Written instruction: Retype all the records with nothing changed.
# start of Data records
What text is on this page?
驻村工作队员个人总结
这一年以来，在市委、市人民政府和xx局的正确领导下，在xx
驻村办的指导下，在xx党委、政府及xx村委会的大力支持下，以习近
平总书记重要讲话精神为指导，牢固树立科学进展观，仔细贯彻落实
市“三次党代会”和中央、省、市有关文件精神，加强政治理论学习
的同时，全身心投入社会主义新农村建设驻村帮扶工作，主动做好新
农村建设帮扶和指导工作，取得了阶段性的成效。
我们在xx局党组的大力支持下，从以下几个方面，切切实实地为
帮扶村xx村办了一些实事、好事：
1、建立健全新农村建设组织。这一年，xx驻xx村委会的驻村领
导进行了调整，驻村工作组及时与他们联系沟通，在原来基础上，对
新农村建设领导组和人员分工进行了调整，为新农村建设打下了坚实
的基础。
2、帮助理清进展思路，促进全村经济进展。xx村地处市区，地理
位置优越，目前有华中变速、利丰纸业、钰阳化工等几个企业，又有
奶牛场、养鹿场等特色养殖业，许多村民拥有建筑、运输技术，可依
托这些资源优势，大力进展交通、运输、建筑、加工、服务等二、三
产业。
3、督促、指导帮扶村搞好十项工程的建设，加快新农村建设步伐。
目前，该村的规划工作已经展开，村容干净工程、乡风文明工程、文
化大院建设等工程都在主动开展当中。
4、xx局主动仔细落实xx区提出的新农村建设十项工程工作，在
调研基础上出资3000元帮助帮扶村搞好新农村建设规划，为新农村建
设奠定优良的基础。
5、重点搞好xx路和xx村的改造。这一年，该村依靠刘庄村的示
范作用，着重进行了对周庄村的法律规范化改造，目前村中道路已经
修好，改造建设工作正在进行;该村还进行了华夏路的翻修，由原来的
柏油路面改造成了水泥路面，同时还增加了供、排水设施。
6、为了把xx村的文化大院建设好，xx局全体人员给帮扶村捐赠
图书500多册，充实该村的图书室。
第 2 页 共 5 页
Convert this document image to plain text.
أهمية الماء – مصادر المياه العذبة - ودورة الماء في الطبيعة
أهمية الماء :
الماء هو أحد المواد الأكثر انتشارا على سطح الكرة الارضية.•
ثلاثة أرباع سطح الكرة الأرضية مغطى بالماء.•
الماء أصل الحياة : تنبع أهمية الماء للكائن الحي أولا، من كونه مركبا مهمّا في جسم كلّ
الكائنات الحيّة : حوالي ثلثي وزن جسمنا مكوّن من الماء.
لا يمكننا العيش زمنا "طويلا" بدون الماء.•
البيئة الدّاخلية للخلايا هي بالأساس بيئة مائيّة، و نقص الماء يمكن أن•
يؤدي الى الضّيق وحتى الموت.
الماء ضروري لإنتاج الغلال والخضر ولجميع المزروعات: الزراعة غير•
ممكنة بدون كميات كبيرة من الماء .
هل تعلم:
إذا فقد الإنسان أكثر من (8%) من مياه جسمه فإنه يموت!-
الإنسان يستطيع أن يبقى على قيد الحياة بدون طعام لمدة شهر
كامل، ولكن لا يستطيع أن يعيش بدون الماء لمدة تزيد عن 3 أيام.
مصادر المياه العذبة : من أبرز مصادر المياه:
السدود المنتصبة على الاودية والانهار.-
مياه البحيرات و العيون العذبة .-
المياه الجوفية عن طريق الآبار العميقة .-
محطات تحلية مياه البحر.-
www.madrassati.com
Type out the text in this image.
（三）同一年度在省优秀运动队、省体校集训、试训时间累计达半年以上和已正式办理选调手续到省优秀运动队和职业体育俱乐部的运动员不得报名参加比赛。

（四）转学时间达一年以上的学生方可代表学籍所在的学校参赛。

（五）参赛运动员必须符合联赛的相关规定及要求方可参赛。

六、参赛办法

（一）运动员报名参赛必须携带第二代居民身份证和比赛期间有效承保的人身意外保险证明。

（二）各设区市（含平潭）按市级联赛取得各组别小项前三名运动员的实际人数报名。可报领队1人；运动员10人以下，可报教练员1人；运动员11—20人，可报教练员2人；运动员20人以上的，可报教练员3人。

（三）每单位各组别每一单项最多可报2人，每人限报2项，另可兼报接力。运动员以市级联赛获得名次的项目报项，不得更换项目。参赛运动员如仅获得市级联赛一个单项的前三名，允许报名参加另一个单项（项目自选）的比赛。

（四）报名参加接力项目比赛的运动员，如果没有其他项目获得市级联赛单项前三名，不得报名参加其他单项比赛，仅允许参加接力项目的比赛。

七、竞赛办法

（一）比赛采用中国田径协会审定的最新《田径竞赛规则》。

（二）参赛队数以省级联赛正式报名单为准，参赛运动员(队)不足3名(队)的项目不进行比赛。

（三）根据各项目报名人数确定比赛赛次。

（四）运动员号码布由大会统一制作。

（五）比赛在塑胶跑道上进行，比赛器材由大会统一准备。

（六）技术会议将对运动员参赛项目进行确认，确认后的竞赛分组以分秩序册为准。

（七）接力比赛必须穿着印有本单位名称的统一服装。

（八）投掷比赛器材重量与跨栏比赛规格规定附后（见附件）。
# end of Data records
Task result:
What text is on this page?
驻村工作队员个人总结
这一年以来，在市委、市人民政府和xx局的正确领导下，在xx
驻村办的指导下，在xx党委、政府及xx村委会的大力支持下，以习近
平总书记重要讲话精神为指导，牢固树立科学进展观，仔细贯彻落实
市“三次党代会”和中央、省、市有关文件精神，加强政治理论学习
的同时，全身心投入社会主义新农村建设驻村帮扶工作，主动做好新
农村建设帮扶和指导工作，取得了阶段性的成效。
我们在xx局党组的大力支持下，从以下几个方面，切切实实地为
帮扶村xx村办了一些实事、好事：
1、建立健全新农村建设组织。这一年，xx驻xx村委会的驻村领
导进行了调整，驻村工作组及时与他们联系沟通，在原来基础上，对
新农村建设领导组和人员分工进行了调整，为新农村建设打下了坚实
的基础。
2、帮助理清进展思路，促进全村经济进展。xx村地处市区，地理
位置优越，目前有华中变速、利丰纸业、钰阳化工等几个企业，又有
奶牛场、养鹿场等特色养殖业，许多村民拥有建筑、运输技术，可依
托这些资源优势，大力进展交通、运输、建筑、加工、服务等二、三
产业。
3、督促、指导帮扶村搞好十项工程的建设，加快新农村建设步伐。
目前，该村的规划工作已经展开，村容干净工程、乡风文明工程、文
化大院建设等工程都在主动开展当中。
4、xx局主动仔细落实xx区提出的新农村建设十项工程工作，在
调研基础上出资3000元帮助帮扶村搞好新农村建设规划，为新农村建
设奠定优良的基础。
5、重点搞好xx路和xx村的改造。这一年，该村依靠刘庄村的示
范作用，着重进行了对周庄村的法律规范化改造，目前村中道路已经
修好，改造建设工作正在进行;该村还进行了华夏路的翻修，由原来的
柏油路面改造成了水泥路面，同时还增加了供、排水设施。
6、为了把xx村的文化大院建设好，xx局全体人员给帮扶村捐赠
图书500多册，充实该村的图书室。
第 2 页 共 5 页
Convert this document image to plain text.
أهمية الماء – مصادر المياه العذبة - ودورة الماء في الطبيعة
أهمية الماء :
الماء هو أحد المواد الأكثر انتشارا على سطح الكرة الارضية.•
ثلاثة أرباع سطح الكرة الأرضية مغطى بالماء.•
الماء أصل الحياة : تنبع أهمية الماء للكائن الحي أولا، من كونه مركبا مهمّا في جسم كلّ
الكائنات الحيّة : حوالي ثلثي وزن جسمنا مكوّن من الماء.
لا يمكننا العيش زمنا "طويلا" بدون الماء.•
البيئة الدّاخلية للخلايا هي بالأساس بيئة مائيّة، و نقص الماء يمكن أن•
يؤدي الى الضّيق وحتى الموت.
الماء ضروري لإنتاج الغلال والخضر ولجميع المزروعات: الزراعة غير•
ممكنة بدون كميات كبيرة من الماء .
هل تعلم:
إذا فقد الإنسان أكثر من (8%) من مياه جسمه فإنه يموت!-
الإنسان يستطيع أن يبقى على قيد الحياة بدون طعام لمدة شهر
كامل، ولكن لا يستطيع أن يعيش بدون الماء لمدة تزيد عن 3 أيام.
مصادر المياه العذبة : من أبرز مصادر المياه:
السدود المنتصبة على الاودية والانهار.-
مياه البحيرات و العيون العذبة .-
المياه الجوفية عن طريق الآبار العميقة .-
محطات تحلية مياه البحر.-
www.madrassati.com
Type out the text in this image.
（三）同一年度在省优秀运动队、省体校集训、试训时间累计达半年以上和已正式办理选调手续到省优秀运动队和职业体育俱乐部的运动员不得报名参加比赛。

（四）转学时间达一年以上的学生方可代表学籍所在的学校参赛。

（五）参赛运动员必须符合联赛的相关规定及要求方可参赛。

六、参赛办法

（一）运动员报名参赛必须携带第二代居民身份证和比赛期间有效承保的人身意外保险证明。

（二）各设区市（含平潭）按市级联赛取得各组别小项前三名运动员的实际人数报名。可报领队1人；运动员10人以下，可报教练员1人；运动员11—20人，可报教练员2人；运动员20人以上的，可报教练员3人。

（三）每单位各组别每一单项最多可报2人，每人限报2项，另可兼报接力。运动员以市级联赛获得名次的项目报项，不得更换项目。参赛运动员如仅获得市级联赛一个单项的前三名，允许报名参加另一个单项（项目自选）的比赛。

（四）报名参加接力项目比赛的运动员，如果没有其他项目获得市级联赛单项前三名，不得报名参加其他单项比赛，仅允许参加接力项目的比赛。

七、竞赛办法

（一）比赛采用中国田径协会审定的最新《田径竞赛规则》。

（二）参赛队数以省级联赛正式报名单为准，参赛运动员(队)不足3名(队)的项目不进行比赛。

（三）根据各项目报名人数确定比赛赛次。

（四）运动员号码布由大会统一制作。

（五）比赛在塑胶跑道上进行，比赛器材由大会统一准备。

（六）技术会议将对运动员参赛项目进行确认，确认后的竞赛分组以分秩序册为准。

（七）接力比赛必须穿着印有本单位名称的统一服装。

（八）投掷比赛器材重量与跨栏比赛规格规定附后（见附件）。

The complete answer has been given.